◆ OBJECTIVE
Set the listing down again exactly, please, apart from its pictures.

◆ DATA FOR PROCESSING
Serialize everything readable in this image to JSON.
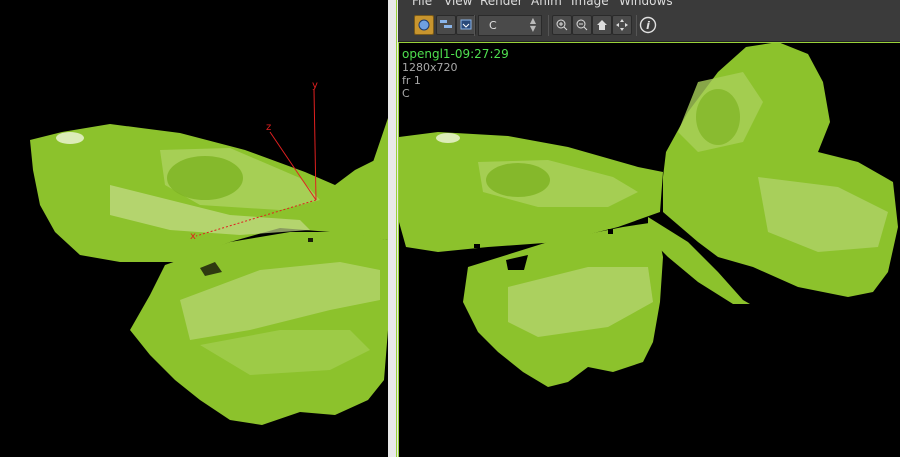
{
  "menu": {
    "items": [
      {
        "label": "File"
      },
      {
        "label": "View"
      },
      {
        "label": "Render"
      },
      {
        "label": "Anim"
      },
      {
        "label": "Image"
      },
      {
        "label": "Windows"
      }
    ]
  },
  "toolbar": {
    "channel": "C",
    "icons": [
      "display-icon",
      "layers-icon",
      "export-icon",
      "zoom-in-icon",
      "zoom-out-icon",
      "home-icon",
      "fit-icon",
      "info-icon"
    ]
  },
  "viewer": {
    "render_name": "opengl1-09:27:29",
    "resolution": "1280x720",
    "frame": "fr 1",
    "channel": "C"
  },
  "left_viewport": {
    "axes": {
      "x": "x",
      "y": "y",
      "z": "z"
    }
  },
  "colors": {
    "wing_green": "#8cc22c",
    "wing_light": "#c4dc8a",
    "axis_red": "#e02020",
    "title_green": "#4fe04f"
  }
}
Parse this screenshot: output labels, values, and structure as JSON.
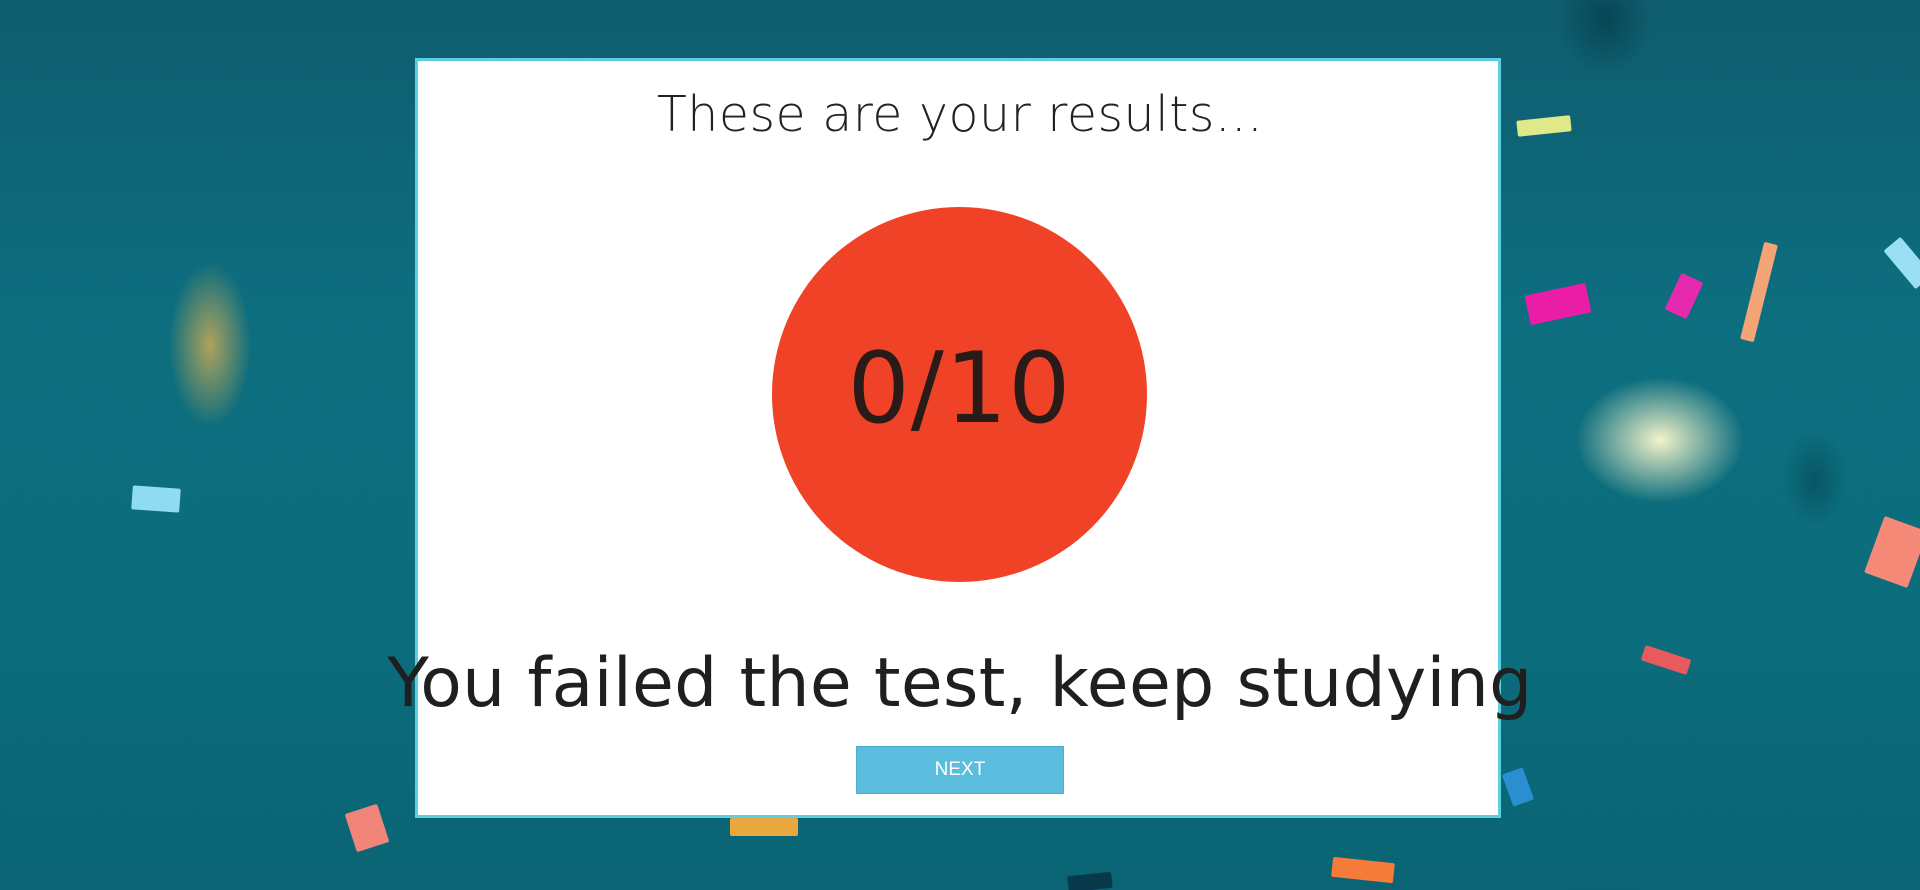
{
  "results": {
    "heading": "These are your results...",
    "score": "0/10",
    "message": "You failed the test, keep studying",
    "next_label": "NEXT"
  },
  "colors": {
    "score_circle": "#f04227",
    "card_border": "#5fcde2",
    "button": "#5bbddd",
    "background": "#0d6e7f"
  }
}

◆ FULL ANSWER
Serialize everything readable in this image to JSON.
{
  "menu": {
    "items": [
      {
        "label": "File"
      },
      {
        "label": "View"
      },
      {
        "label": "Render"
      },
      {
        "label": "Anim"
      },
      {
        "label": "Image"
      },
      {
        "label": "Windows"
      }
    ]
  },
  "toolbar": {
    "channel": "C",
    "icons": [
      "display-icon",
      "layers-icon",
      "export-icon",
      "zoom-in-icon",
      "zoom-out-icon",
      "home-icon",
      "fit-icon",
      "info-icon"
    ]
  },
  "viewer": {
    "render_name": "opengl1-09:27:29",
    "resolution": "1280x720",
    "frame": "fr 1",
    "channel": "C"
  },
  "left_viewport": {
    "axes": {
      "x": "x",
      "y": "y",
      "z": "z"
    }
  },
  "colors": {
    "wing_green": "#8cc22c",
    "wing_light": "#c4dc8a",
    "axis_red": "#e02020",
    "title_green": "#4fe04f"
  }
}
Parse this screenshot: output labels, values, and structure as JSON.
{
  "results": {
    "heading": "These are your results...",
    "score": "0/10",
    "message": "You failed the test, keep studying",
    "next_label": "NEXT"
  },
  "colors": {
    "score_circle": "#f04227",
    "card_border": "#5fcde2",
    "button": "#5bbddd",
    "background": "#0d6e7f"
  }
}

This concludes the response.